(Verilen görev 1) Elazığ'daki patlama haberine göre Elazığ Valisi, "kaza" açıklamasını yaparken kendisine bu yönde bilgiyi kimin verdiğini söyledi?
(Verilen görev 2) Lütfen Elazığ'daki patlama haberini son cümlesinden sonra gelecek şekilde sürdürün.

(Alıntı metin)
Herkese yalan söylediler
Taraf/YILDIRAY OĞUR-YASEMİN ÇONGAR - Istanbul - 27.08.2009
Tim komutanının verdiği ceza nedeniyle şehit düşen askerlerin ailesine ‘O habere inanmayın’ dendi. “Olay kaza” diyen vali yanıltıldı, Bakan Gönül’ün de bilgisi yok. Elazığ’da nöbette uyuduğu için Teğmen Mehmet Tümer’in, Er İbrahim Öztürk’ün eline verdiği pimi çekilmiş bombanın patlamasıyla ölen dört askerin ailesi dün günboyu açıklama bekledi. “Oğlunuz operasyonda şehit düştü” denen ailelere bu kez de “Haberlere inanmayın” diye yalan söylendi. Olay günü “kaza” açıklamasını yapan Elazığ Valisi Erol da, Kolordu Komutanlığı’nın kendisine bu yönde bilgi verdiğini söyledi. Savunma Bakanı Gönül ise “Bana bu konuda bilgi verilmedi. Meclis’te sorulursa cevap gelir” dedi. O soru, bugün Meclis’te sorulacak
Elazığ’da dört askerin şehit olmasıyla sonuçlanan patlamanın kazayla değil, komutanlardan birinin askere verdiği ceza nedeniyle meydana geldiğinin ortaya çıkması aileleri kahretti. Dün günboyu Genelkurmay’dan açıklama bekleyen şehit aileler, bilgi almak için askerlik şubelerine gitti.

(Sağlanan bilgiler)

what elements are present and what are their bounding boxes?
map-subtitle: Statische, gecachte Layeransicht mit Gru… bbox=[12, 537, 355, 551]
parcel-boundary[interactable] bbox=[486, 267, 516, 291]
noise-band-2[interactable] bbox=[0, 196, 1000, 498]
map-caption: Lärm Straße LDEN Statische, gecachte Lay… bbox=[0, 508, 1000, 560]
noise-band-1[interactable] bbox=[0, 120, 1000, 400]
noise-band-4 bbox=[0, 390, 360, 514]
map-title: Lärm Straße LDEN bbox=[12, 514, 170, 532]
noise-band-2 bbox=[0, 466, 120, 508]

(Sonuç 1) Kolordu Komutanlığı.

(Sonuç 2)
Elazığ’ın Karakoçan ilçesinde Koçyiğitler Taburu’nda 17 Ağustos 2009’da Er İbrahim Öztürk’ün üzerindeki bombanın kazayla patlaması sonucu Öztürk’le birlikte İbrahim Yaman, Osman Altın ve Mesut Bulut adlı askerlerin şehit olduğu açıklanmıştı.
Ancak Taraf’ın ulaştığı ifade tutanakları, olayın kazayla değil, askerini cezalandırmak isteyen bir komutanın emri nedeniyle gerçekleştiğini ortaya koydu. Teğmen Mehmet Tümer, nöbette uyuyakalan Er İbrahim Öztürk’e ceza olarak verdiği pimi çekilmiş bomba bir süre sonra patladı. Öztürk’le birlikte üç er şehit oldu.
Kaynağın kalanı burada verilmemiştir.